Stored dataset items:
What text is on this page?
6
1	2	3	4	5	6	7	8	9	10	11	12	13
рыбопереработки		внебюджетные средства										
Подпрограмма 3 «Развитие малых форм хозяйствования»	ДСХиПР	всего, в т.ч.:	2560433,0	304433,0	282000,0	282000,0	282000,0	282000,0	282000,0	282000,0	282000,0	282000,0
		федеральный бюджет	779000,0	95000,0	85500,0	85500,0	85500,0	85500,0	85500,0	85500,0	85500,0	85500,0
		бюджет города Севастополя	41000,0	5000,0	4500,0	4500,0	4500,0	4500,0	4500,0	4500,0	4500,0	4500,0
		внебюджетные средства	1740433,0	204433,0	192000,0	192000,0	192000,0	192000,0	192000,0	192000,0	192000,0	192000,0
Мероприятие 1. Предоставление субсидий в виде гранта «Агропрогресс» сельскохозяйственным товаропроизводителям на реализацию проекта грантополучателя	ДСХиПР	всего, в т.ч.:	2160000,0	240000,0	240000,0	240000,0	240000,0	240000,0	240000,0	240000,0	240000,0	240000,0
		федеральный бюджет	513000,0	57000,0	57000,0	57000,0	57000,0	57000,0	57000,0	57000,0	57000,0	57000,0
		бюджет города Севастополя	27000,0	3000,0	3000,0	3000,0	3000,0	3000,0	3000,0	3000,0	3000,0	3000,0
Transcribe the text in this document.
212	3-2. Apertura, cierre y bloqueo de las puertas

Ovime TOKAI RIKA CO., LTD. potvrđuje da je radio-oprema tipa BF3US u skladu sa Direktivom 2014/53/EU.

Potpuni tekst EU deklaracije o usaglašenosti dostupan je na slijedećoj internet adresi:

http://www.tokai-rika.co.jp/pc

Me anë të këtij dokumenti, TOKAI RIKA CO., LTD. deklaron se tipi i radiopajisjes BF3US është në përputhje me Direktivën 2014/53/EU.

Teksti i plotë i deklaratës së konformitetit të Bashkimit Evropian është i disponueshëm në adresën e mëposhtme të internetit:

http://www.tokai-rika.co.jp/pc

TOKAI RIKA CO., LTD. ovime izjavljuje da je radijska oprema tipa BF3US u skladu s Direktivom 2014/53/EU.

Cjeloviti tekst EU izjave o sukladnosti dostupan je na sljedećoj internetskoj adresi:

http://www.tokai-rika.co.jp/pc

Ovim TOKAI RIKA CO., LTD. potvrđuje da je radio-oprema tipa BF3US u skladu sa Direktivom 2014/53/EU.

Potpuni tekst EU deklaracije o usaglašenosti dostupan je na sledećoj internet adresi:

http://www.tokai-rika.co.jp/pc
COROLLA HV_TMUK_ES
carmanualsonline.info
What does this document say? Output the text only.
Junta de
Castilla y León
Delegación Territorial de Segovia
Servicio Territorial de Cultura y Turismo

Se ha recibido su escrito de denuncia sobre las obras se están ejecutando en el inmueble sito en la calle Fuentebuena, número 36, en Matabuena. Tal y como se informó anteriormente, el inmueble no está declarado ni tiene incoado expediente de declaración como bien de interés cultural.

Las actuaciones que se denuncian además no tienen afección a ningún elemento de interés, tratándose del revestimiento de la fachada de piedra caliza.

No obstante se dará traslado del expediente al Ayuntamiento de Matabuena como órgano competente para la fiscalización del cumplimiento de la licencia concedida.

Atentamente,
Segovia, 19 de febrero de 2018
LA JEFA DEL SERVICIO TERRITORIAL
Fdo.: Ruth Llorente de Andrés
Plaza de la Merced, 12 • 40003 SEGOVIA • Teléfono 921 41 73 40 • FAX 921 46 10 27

---

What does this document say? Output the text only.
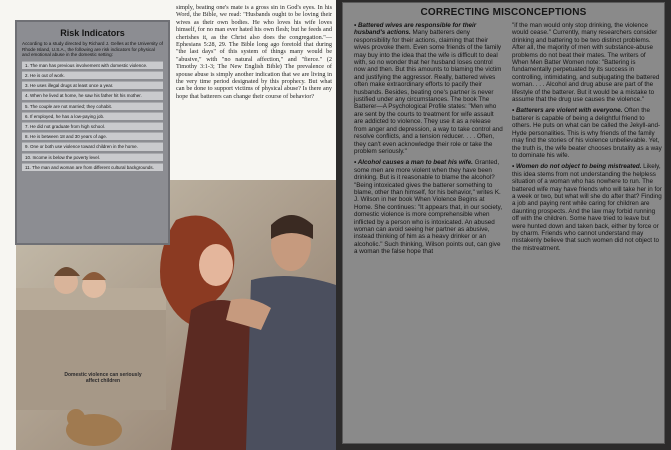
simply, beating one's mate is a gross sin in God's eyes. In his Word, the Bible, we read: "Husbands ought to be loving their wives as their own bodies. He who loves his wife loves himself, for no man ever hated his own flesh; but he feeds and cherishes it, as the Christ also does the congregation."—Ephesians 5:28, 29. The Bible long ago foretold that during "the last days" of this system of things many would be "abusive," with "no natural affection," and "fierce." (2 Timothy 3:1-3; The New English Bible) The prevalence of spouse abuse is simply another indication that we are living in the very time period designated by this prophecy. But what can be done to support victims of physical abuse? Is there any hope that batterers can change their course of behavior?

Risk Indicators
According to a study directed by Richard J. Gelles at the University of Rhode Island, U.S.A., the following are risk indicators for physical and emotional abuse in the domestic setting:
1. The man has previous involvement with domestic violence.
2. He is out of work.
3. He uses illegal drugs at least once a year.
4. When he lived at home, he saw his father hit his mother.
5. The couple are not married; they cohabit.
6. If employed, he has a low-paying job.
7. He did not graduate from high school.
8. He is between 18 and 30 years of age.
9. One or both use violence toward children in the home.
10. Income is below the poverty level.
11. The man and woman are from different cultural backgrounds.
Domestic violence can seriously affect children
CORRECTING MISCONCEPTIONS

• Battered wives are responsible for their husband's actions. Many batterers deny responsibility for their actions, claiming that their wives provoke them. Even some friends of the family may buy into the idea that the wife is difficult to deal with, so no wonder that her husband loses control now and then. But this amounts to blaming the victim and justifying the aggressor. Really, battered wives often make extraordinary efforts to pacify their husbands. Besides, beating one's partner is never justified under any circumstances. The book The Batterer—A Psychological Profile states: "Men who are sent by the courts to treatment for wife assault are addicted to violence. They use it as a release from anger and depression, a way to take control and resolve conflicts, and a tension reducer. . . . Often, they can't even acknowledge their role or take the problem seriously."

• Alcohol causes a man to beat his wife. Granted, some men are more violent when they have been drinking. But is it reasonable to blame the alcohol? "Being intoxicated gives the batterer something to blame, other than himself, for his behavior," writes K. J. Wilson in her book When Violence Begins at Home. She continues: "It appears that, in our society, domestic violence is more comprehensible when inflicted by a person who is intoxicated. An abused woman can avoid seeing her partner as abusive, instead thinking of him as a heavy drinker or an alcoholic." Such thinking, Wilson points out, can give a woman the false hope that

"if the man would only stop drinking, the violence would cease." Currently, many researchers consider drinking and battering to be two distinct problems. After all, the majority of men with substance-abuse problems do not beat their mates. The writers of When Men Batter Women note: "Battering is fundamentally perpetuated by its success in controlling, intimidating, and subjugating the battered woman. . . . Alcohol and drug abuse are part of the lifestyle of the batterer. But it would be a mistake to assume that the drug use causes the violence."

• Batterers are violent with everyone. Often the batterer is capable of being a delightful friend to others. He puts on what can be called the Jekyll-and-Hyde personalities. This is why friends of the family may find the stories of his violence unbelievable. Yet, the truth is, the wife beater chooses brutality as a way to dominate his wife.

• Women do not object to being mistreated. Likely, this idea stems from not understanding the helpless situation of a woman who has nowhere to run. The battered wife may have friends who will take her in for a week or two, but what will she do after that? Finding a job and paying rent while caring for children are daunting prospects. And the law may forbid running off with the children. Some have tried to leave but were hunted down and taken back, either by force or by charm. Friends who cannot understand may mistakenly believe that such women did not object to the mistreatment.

---

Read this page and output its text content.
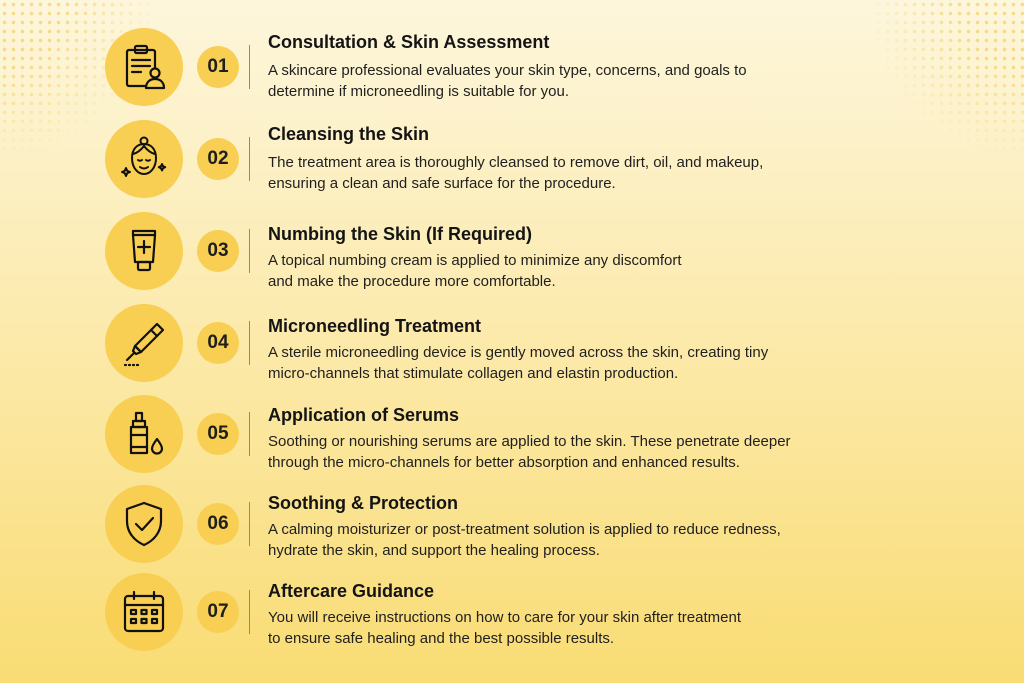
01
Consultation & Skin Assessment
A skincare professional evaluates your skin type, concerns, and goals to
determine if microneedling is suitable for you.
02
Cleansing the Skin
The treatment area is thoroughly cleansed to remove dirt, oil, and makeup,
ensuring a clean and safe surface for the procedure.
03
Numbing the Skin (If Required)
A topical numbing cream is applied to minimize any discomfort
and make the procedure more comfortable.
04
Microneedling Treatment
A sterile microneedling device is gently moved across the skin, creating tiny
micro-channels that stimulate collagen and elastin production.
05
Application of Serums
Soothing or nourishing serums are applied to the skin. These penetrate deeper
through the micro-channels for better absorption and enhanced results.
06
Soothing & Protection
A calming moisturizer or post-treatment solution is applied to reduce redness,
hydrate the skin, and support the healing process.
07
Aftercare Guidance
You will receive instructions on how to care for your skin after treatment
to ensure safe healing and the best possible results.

SET TASK:
Find every line in the records above that holds the word "Севастополя", and copy each one.

THE COMPLETED TASK:
		бюджет города Севастополя	41000,0	5000,0	4500,0	4500,0	4500,0	4500,0	4500,0	4500,0	4500,0	4500,0
		бюджет города Севастополя	27000,0	3000,0	3000,0	3000,0	3000,0	3000,0	3000,0	3000,0	3000,0	3000,0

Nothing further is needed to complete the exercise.